§ **Actions to take**
**a.** Rewrite the passage of the guide on moving from Stata to Python starting at "Stata <==> Python#" and ending at "find further information.", putting "linearmodels" in place of "statsmodels".
**b.** Answer these questions from the guide on moving from Stata to Python:
(i) Whose notes does the chapter say it benefitted from?
(ii) How many datasets does Stata hold in memory at once?
(iii) Which Python package gives first-class support for data analysis?
**c.** Carry on the guide on moving from Stata to Python from the point where it stops.

Coming from Stata#

This chapter has benefitted enormously from Daniel M. Sullivan’s excellent notes.

The biggest difference between Python and Stata is that Python is a fully-fledged programming language, which means it can do lots of things, while Stata is really just for data analysis. What this means in practice is that sometimes the notation to do this or that operation in Python (or any other general purpose programming language) is less concise than in Stata. There is greater competition for each command in Python because it does many more things.

Another difference is that, in Stata, there is one dataset in memory that is represented as matrix where each column is a “variable” with a unique name. In Python, variables can be anything, even functions! But most data analysis in Python is done using dataframes, which are objects that are somewhat similar to a single dataset in Stata. In Python, you can have as many DataFrames as you like in action at once. This causes the first major notational differences; in Python, you need to specify which dataframe you want to perform an operation on, in addition to which column (or row, or entry).

Finally, Python and its data analysis packages are free.

Regardless of Python not being a programming language solely dedicated to data analysis, it really does have first class support for data analysis via its pandas package. Support for doing regressions is perhaps less good than Stata, and certainly a bit more verbose—but you can still do pretty much every standard operation you can think of.

Stata <==> Python#

What follows is a giant table of translations between Stata code and Python’s pandas(panel-data-analysis) package. Some of the econometrics examples below use Daniel M Sullivan’s econtools package, but you could also use statsmodels. It’s not meant to be exhaustive but it should give you a flavour of the syntax differences and, in some cases, I’ve pointed out where to find further information.

§ **Listed entries**
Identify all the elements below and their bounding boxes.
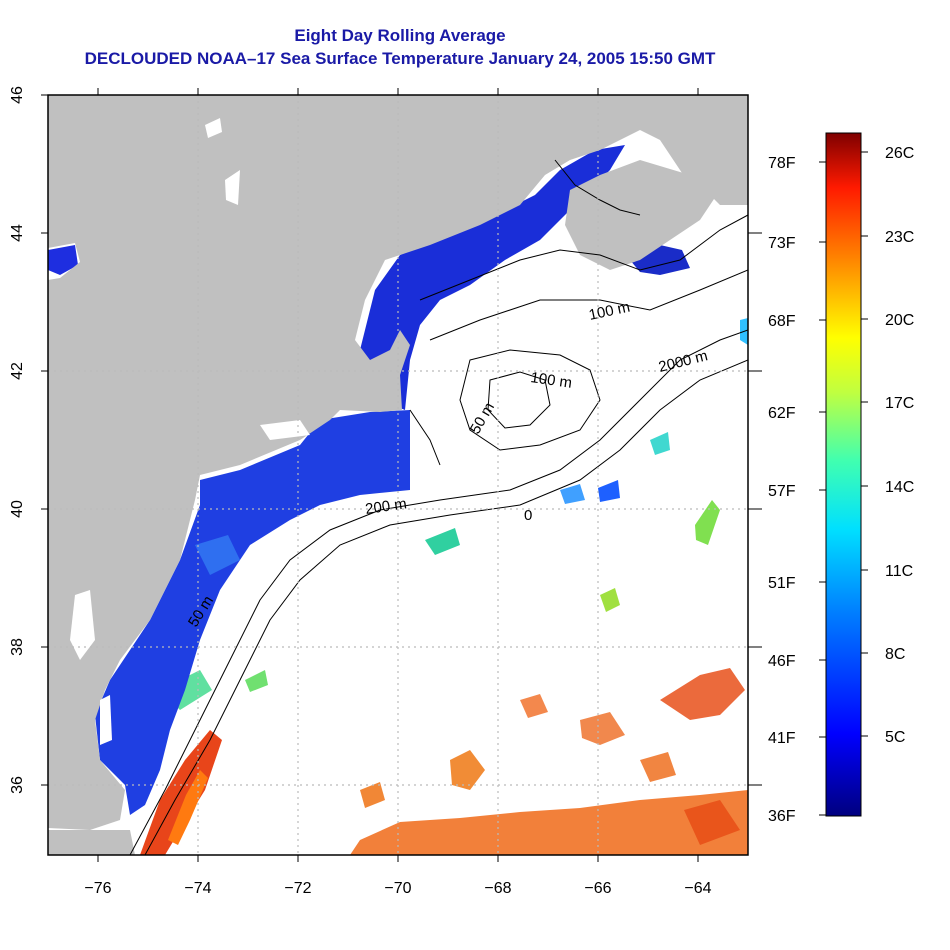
y-tick-label: 44 <box>9 224 26 242</box>
fahrenheit-label: 41F <box>768 730 796 747</box>
colorbar-ticks <box>819 151 868 816</box>
fahrenheit-label: 78F <box>768 155 796 172</box>
x-tick-label: −70 <box>384 880 411 897</box>
colorbar <box>825 132 862 817</box>
x-tick-label: −64 <box>684 880 711 897</box>
colorbar-celsius-label: 11C <box>885 563 913 580</box>
colorbar-celsius-label: 14C <box>885 479 914 496</box>
x-tick-label: −68 <box>484 880 511 897</box>
x-tick-label: −72 <box>284 880 311 897</box>
x-tick-label: −74 <box>184 880 211 897</box>
bathymetry-contours <box>129 159 748 855</box>
fahrenheit-label: 68F <box>768 313 796 330</box>
map-title-line-2: DECLOUDED NOAA–17 Sea Surface Temperatur… <box>84 49 716 68</box>
y-tick-label: 42 <box>9 362 26 380</box>
colorbar-celsius-label: 17C <box>885 395 914 412</box>
x-axis <box>97 88 699 862</box>
lat-lon-grid <box>48 95 748 855</box>
colorbar-celsius-label: 8C <box>885 646 905 663</box>
contour-label: 100 m <box>529 369 573 392</box>
colorbar-celsius-label: 5C <box>885 729 905 746</box>
y-tick-label: 38 <box>9 638 26 656</box>
y-tick-label: 46 <box>9 86 26 104</box>
x-tick-label: −66 <box>584 880 611 897</box>
fahrenheit-label: 57F <box>768 483 796 500</box>
fahrenheit-label: 46F <box>768 653 796 670</box>
y-axis <box>41 94 762 786</box>
inland-water <box>70 118 310 745</box>
colorbar-celsius-label: 20C <box>885 312 914 329</box>
y-tick-label: 36 <box>9 776 26 794</box>
contour-label: 0 <box>524 507 532 524</box>
land-mass <box>48 95 748 855</box>
colorbar-celsius-label: 26C <box>885 145 914 162</box>
y-tick-label: 40 <box>9 500 26 518</box>
intermediate-water-patches <box>160 318 748 710</box>
fahrenheit-label: 62F <box>768 405 796 422</box>
fahrenheit-label: 36F <box>768 808 796 825</box>
colorbar-celsius-label: 23C <box>885 229 914 246</box>
map-title-line-1: Eight Day Rolling Average <box>294 26 506 45</box>
cold-water-region <box>48 145 690 815</box>
x-tick-label: −76 <box>84 880 111 897</box>
fahrenheit-label: 51F <box>768 575 796 592</box>
contour-label: 200 m <box>364 495 408 518</box>
fahrenheit-label: 73F <box>768 235 796 252</box>
warm-water-region <box>140 668 748 855</box>
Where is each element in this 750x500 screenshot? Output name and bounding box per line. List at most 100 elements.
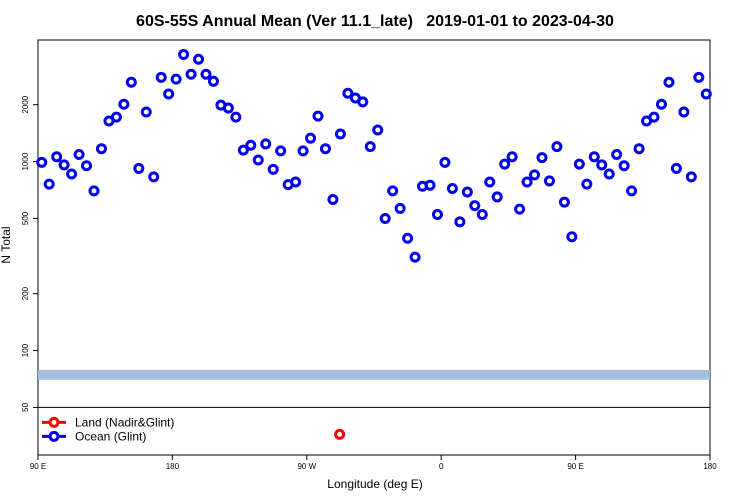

§ **Responses for each task**
**a.**
Stata <==> Python#

What follows is a giant table of translations between Stata code and Python’s pandas(panel-data-analysis) package. Some of the econometrics examples below use Daniel M Sullivan’s econtools package, but you could also use linearmodels. It’s not meant to be exhaustive but it should give you a flavour of the syntax differences and, in some cases, I’ve pointed out where to find further information.

**b.**
(i) Daniel M. Sullivan's
(ii) One
(iii) pandas

**c.**
Following Daniel’s treatment, the Stata-to-Python translations assume that, in Python, you have a pandas DataFrame called df. We will use placeholders like varname for Stata variables and df['varname'] for the Python equivalent. Remember that you need to import pandas as pd before running any of the examples that use pd. For the econometrics examples, you will need import econtools.metrics as mt or other package imports as specified below.

You can find more on (frequentist) regressions in Regression.

Stata

Python (pandas)

help command

help(command)

cd directory

import os
os.chdir(‘directory’)

Best practice: don’t do this; bring the data to you!

use dtafile

df = pd.read_stata('dtafile')

use varlist using dtafile

df = pd.read_stata(‘dtafile’, columns=varlist)

import excel using excelfile

df = pd.read_excel(‘excelfile’)

import delimited using csvfile

df = pd.read_csv(‘csvfile’)

save filename, replace

df.to_stata(‘filename’)
Best practice: don’t save data in .dta files.

outsheet using filename, comma

df.to_csv(‘filename’)

export excel using filename

df.to_excel(‘filename’)
Best practice: don’t save data in Excel files.

keep if condition

df = df[condition]

drop if condition

df = df[~condition]

keep variable

df = df['variable']

keep varstem*

df = df.filter(like='varstem*')

drop variable

df = df.drop('variable', axis=1)

drop varstem*

df = df.drop(df.filter(like='varstem*').columns, axis=1)

describe

df.info()

describe variable

df['variable'].dtype

count

len(df)

count if condition

df[condition].shape[0]

summ variable

df['variable'].describe()

summ variable if condition

df.loc[condition, 'variable'].describe()

gen newvar = expression

df['newvar'] = expression

gen newvar = expression if condition

df.loc[condition, 'newvar'] = expression

replace newvar = expression if condition

df.loc[condition, 'newvar'] = expression

rename var newvar

df = df.rename(columns={var: newvar}) or df.columns=list_new_columns

subinstr(string, " ", "_", .)

df['var'].str.replace(' ', '_')

egen newvar = statistic(var), by(groupvars)

df['newvar'] = df.groupby(groupvars)['var'].transform('statistic')

collapse (sd) var (median) var (max) var (min) <var>, by(groupvars)

df.groupby(groupvars)['var'].agg(['std', 'median', 'min', 'max', 'sum'])

append using filename

df = df1.append(df2)

merge 1:1 vars using filename

df = pd.merge(df1, df2, on=vars) but there are very rich options for merging dataframes (Python is similar to SQL in this respect) and you should check the full documentation.

reshape <wide/long> <stubs>, i(<vars>) j(<var>)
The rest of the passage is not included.